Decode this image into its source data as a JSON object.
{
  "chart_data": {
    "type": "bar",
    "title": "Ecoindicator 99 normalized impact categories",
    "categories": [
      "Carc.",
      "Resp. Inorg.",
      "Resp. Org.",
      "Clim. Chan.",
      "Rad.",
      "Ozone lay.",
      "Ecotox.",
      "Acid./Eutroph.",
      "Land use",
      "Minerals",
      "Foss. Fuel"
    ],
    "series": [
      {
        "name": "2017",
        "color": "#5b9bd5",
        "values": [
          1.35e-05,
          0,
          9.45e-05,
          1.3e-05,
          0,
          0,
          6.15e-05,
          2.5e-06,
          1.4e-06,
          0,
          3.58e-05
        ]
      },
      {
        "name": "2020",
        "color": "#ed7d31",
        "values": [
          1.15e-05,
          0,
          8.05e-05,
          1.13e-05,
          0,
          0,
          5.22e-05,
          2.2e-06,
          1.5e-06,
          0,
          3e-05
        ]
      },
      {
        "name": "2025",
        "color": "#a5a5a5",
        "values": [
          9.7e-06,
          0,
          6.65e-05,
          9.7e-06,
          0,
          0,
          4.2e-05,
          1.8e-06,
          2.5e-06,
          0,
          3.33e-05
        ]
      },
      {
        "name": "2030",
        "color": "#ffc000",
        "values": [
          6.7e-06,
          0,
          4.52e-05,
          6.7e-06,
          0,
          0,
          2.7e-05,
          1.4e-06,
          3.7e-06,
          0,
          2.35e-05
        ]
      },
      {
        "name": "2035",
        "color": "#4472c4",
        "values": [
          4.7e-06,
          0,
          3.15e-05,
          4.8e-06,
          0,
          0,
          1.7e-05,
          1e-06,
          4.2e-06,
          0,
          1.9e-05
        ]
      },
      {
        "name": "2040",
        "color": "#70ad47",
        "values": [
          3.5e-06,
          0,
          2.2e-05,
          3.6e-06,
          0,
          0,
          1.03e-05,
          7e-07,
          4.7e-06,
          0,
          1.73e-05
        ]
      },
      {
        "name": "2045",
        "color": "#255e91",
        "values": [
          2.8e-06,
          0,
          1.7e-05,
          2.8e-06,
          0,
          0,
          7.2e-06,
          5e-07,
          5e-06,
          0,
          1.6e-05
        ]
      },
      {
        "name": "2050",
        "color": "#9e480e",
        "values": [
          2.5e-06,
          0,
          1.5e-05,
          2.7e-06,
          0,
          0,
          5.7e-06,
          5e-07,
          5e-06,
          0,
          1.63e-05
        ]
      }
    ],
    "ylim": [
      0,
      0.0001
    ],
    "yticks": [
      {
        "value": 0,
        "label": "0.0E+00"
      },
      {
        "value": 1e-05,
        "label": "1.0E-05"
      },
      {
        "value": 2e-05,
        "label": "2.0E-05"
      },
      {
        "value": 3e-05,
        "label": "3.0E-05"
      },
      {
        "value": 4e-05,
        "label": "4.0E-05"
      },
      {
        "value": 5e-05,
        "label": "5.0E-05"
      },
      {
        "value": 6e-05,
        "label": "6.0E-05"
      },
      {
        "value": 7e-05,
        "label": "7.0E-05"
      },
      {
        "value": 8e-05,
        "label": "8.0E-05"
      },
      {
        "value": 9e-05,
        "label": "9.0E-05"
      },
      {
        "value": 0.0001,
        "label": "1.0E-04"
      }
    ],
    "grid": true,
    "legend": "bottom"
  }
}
··········
• _YOUR GOAL_
Pick out each line that holds the string "categories".

• _OUTPUT OF THE EXERCISE_
    "title": "Ecoindicator 99 normalized impact categories",
    "categories": [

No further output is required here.